[Figure dataset records]
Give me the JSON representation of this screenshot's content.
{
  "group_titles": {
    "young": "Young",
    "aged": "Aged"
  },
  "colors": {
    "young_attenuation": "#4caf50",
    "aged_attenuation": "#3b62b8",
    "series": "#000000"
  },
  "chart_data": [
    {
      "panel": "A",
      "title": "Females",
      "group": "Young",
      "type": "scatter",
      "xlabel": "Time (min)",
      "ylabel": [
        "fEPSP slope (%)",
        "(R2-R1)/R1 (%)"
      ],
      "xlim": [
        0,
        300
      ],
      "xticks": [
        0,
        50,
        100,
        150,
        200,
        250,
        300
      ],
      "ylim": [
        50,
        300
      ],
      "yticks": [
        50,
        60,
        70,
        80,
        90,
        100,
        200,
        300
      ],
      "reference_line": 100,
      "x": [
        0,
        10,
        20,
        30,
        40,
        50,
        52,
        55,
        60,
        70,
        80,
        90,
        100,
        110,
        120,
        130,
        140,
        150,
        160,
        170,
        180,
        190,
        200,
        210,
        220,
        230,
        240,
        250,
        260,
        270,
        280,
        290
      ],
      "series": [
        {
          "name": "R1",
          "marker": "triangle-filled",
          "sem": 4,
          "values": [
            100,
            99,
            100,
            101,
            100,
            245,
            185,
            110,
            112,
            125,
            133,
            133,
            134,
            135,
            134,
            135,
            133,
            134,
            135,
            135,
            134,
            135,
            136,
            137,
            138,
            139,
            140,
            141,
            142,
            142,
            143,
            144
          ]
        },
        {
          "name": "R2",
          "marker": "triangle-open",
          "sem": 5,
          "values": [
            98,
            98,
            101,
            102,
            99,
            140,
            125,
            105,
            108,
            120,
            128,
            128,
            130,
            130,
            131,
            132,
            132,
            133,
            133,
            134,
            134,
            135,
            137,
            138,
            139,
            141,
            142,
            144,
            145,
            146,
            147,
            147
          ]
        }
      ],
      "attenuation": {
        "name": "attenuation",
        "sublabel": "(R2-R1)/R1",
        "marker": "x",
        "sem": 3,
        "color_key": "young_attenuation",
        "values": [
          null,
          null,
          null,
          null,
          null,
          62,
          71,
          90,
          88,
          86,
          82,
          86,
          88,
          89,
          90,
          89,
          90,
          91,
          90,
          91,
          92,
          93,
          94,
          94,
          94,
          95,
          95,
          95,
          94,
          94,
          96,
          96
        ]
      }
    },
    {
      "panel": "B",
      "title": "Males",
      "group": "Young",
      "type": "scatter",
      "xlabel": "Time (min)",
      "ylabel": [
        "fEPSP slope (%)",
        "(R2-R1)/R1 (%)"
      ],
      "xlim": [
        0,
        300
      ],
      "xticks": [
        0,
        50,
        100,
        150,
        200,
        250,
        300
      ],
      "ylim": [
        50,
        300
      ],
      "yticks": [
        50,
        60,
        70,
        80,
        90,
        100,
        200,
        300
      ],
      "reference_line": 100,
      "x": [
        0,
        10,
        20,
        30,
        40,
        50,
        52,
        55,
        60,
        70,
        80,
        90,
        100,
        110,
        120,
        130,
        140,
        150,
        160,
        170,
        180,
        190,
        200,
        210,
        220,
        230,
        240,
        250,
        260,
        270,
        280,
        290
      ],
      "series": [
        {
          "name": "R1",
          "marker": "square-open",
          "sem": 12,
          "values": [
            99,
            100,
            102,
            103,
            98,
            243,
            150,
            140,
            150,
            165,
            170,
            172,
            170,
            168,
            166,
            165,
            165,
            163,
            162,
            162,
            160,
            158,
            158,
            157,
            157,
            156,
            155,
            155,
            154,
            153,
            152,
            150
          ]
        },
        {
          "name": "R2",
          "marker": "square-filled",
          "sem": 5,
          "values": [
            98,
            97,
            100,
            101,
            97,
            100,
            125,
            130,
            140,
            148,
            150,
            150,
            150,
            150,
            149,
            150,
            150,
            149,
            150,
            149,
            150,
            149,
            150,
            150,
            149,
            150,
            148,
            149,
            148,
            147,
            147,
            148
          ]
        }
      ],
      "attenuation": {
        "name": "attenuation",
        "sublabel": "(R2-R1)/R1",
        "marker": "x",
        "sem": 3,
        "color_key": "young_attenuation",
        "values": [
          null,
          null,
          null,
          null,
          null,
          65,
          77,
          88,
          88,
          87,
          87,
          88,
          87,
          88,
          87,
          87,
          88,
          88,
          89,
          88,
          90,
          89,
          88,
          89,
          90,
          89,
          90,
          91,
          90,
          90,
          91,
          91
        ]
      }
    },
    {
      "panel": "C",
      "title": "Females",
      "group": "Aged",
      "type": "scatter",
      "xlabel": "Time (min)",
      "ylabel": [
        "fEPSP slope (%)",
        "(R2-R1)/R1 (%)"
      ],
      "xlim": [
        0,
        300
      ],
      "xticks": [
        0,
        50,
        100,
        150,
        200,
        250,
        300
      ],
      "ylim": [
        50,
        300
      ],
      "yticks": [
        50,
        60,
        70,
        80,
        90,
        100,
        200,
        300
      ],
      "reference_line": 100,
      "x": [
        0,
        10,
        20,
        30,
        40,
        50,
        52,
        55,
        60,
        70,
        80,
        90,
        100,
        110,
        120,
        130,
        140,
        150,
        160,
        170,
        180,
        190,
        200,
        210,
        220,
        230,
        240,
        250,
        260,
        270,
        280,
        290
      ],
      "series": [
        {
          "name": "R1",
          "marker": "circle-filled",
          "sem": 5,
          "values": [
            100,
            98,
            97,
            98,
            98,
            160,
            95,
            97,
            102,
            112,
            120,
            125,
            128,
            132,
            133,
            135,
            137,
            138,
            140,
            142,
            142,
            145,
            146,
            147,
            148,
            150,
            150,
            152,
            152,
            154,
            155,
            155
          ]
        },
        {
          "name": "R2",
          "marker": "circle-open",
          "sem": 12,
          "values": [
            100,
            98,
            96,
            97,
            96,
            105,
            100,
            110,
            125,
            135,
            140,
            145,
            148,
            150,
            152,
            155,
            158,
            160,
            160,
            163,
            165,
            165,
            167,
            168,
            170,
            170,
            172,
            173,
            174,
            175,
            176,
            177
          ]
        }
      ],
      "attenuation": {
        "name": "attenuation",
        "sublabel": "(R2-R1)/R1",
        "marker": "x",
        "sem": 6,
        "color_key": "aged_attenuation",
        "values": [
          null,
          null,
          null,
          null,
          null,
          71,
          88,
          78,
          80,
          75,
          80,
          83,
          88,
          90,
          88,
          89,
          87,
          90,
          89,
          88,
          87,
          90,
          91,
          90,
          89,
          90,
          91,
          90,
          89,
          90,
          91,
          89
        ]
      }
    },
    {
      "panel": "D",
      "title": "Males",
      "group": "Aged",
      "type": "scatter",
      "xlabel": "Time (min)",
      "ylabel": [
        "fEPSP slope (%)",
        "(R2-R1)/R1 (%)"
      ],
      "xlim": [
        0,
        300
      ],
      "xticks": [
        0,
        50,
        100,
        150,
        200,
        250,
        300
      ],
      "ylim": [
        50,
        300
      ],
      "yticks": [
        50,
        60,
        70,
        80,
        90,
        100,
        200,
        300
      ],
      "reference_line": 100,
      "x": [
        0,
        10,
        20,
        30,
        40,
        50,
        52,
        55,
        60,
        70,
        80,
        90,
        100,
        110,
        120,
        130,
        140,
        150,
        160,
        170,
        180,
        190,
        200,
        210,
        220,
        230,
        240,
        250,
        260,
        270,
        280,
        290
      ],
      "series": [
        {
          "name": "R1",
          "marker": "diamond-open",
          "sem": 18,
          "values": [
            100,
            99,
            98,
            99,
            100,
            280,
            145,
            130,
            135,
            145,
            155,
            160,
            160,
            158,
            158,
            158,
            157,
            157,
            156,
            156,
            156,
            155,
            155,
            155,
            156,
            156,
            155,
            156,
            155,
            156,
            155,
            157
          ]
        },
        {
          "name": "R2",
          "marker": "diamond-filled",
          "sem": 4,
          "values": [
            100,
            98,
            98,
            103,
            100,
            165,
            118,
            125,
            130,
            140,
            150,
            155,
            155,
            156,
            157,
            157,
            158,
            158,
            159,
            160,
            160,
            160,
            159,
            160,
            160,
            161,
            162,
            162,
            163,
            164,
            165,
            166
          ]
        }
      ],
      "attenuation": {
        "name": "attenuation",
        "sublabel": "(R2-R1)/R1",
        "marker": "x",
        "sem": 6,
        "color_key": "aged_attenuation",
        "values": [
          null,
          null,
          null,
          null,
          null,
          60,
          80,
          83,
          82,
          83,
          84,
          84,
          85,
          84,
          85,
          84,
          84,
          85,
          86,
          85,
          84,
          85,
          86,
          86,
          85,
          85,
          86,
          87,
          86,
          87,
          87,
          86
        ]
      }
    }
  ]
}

WHAT YOU ARE ASKED TO DO: Look through the entries and work out how many lines have the word "square" in them; reply with that number only.

RESULT OF THE EXERCISE: 2